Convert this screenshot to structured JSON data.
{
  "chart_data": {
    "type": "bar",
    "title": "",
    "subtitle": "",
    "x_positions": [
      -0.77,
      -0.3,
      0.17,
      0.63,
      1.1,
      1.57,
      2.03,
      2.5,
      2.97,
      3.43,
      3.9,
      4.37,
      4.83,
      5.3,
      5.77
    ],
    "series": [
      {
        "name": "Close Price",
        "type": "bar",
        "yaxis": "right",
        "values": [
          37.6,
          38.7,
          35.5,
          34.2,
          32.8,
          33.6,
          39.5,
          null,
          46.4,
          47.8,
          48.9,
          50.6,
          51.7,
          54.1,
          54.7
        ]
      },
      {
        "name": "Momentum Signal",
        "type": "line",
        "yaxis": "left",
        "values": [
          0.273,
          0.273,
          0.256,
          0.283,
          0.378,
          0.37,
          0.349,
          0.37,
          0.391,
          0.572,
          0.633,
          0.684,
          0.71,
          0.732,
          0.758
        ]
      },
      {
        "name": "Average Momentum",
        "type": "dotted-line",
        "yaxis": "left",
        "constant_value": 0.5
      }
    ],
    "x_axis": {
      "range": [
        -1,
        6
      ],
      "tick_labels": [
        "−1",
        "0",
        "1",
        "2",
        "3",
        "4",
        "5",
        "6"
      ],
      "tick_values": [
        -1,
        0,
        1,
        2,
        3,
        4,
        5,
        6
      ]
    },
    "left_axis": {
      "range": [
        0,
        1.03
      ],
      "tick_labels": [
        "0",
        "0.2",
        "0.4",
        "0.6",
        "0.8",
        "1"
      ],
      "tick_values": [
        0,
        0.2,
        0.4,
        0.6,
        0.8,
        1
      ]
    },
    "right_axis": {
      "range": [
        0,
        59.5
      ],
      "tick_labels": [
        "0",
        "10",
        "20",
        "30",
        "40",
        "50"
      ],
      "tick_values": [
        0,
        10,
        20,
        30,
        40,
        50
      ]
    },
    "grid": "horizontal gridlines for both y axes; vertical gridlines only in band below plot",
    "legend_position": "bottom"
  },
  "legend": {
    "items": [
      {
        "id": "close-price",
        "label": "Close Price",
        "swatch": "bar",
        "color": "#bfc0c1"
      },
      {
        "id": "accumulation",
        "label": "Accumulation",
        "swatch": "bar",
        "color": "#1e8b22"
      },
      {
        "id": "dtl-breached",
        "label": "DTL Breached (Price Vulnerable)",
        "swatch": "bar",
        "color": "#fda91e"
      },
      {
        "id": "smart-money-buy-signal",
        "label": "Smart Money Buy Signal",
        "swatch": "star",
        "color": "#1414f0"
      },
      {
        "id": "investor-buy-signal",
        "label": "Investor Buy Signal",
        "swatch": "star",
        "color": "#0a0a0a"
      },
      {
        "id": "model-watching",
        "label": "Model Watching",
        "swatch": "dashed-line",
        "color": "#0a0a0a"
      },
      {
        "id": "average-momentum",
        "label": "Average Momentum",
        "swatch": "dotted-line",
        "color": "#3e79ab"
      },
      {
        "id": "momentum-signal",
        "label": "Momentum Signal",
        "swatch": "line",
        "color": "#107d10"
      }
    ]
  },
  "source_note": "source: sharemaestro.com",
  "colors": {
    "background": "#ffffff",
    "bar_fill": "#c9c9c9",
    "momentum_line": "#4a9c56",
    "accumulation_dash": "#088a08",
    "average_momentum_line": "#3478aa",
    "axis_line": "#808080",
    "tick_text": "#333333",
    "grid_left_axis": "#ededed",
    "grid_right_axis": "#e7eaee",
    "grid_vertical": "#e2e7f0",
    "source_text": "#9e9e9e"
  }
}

---

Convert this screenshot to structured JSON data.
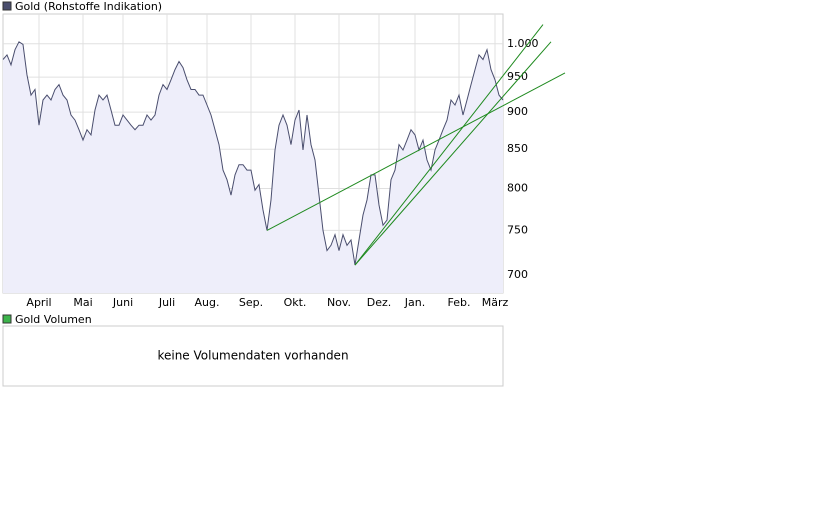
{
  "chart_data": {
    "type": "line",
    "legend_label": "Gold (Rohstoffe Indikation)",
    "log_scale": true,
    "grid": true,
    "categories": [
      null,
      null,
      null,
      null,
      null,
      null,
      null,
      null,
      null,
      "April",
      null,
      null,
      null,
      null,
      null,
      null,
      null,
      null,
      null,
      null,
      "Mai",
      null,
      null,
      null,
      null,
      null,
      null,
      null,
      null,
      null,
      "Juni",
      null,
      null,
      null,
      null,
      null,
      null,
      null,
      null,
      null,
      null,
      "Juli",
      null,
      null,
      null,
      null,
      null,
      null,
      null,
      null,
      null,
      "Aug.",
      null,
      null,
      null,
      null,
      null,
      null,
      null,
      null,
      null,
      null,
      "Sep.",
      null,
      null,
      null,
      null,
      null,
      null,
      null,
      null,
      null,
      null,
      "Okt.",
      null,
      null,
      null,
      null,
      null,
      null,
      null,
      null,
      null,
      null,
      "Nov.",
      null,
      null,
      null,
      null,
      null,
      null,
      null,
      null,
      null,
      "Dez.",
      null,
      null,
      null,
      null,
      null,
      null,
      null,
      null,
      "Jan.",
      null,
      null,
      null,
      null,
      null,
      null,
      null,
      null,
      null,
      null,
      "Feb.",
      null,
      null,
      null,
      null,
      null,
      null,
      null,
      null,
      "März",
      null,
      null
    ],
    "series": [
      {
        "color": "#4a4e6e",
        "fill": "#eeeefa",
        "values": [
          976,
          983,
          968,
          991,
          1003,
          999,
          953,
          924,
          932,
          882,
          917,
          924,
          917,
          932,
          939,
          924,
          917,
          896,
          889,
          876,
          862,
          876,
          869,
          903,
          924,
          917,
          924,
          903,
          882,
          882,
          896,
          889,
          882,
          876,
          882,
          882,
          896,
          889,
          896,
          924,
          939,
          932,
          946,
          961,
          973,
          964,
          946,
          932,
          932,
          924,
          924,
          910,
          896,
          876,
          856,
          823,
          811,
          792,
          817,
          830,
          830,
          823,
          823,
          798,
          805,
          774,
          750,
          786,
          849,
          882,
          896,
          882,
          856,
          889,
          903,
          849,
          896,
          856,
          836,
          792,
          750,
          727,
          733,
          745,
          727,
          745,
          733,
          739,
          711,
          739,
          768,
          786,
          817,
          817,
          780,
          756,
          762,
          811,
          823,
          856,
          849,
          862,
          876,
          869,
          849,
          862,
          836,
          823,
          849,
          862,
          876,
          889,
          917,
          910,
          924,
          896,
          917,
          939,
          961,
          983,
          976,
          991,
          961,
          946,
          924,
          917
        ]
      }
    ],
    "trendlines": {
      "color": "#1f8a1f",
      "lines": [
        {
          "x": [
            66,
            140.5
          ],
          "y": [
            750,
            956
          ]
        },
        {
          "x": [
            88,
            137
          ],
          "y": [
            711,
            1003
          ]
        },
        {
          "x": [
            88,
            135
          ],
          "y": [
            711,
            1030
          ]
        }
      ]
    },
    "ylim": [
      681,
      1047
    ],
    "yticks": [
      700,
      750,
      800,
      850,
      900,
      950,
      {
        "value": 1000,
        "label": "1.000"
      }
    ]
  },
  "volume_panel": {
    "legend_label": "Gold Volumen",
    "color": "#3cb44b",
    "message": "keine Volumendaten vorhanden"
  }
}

* * *

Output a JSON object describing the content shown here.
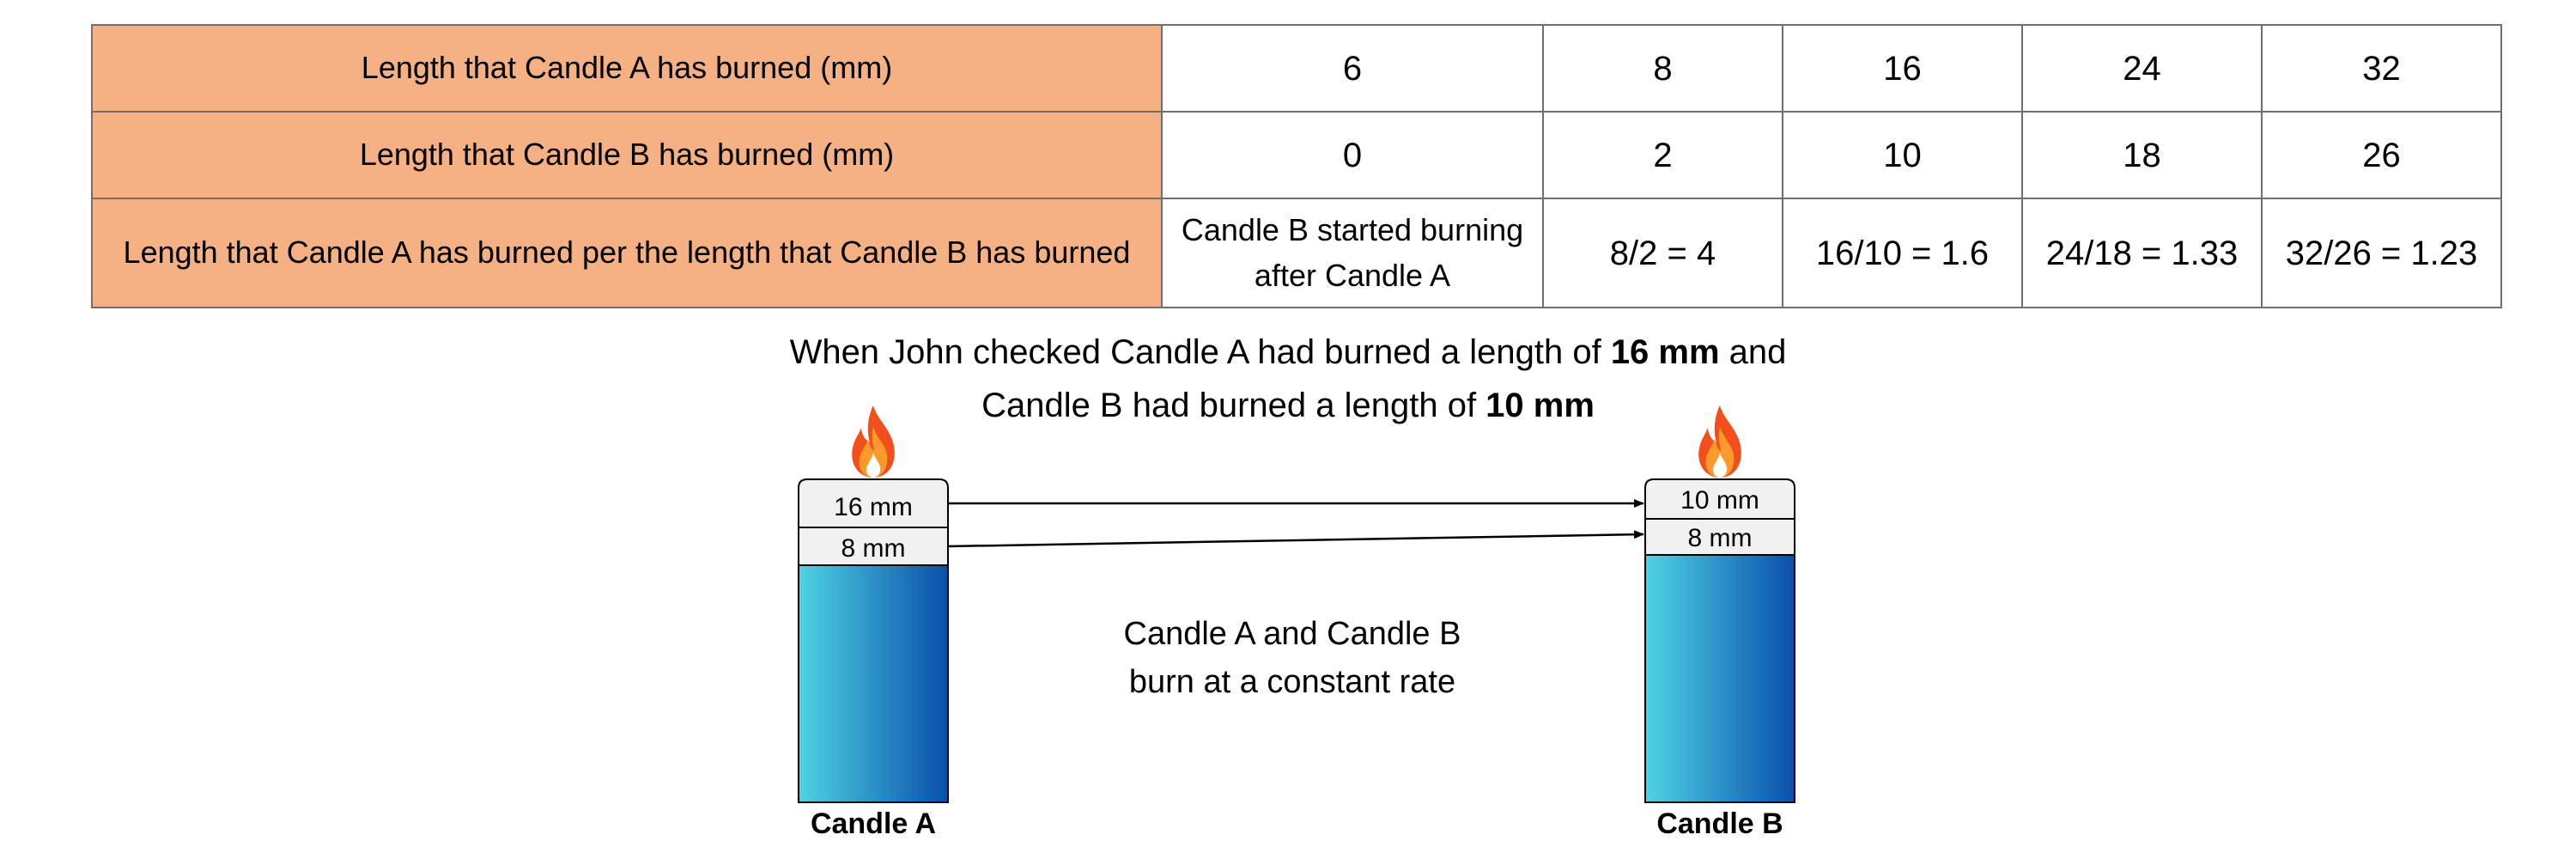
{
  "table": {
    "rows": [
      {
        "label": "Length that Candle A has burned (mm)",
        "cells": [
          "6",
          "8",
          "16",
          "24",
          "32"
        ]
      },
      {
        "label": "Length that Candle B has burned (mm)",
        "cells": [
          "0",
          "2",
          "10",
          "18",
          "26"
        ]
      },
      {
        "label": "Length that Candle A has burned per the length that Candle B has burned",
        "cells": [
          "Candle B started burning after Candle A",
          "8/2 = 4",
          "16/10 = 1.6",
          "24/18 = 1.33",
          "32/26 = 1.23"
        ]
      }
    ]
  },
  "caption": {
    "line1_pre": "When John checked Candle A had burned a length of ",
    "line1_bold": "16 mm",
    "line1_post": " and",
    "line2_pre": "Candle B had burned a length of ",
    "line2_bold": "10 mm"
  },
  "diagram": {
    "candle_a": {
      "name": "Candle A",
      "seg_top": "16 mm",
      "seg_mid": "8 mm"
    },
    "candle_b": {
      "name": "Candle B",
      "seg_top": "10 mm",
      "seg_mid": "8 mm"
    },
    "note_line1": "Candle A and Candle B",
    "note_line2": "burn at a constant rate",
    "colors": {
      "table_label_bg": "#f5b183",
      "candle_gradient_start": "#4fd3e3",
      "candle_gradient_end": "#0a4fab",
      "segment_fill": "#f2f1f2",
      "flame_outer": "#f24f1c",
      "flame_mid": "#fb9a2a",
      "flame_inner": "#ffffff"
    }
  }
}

> TASK PROMPT: Return each line with "Gold".

> FULL OUTPUT:
    "legend_label": "Gold (Rohstoffe Indikation)",
    "legend_label": "Gold Volumen",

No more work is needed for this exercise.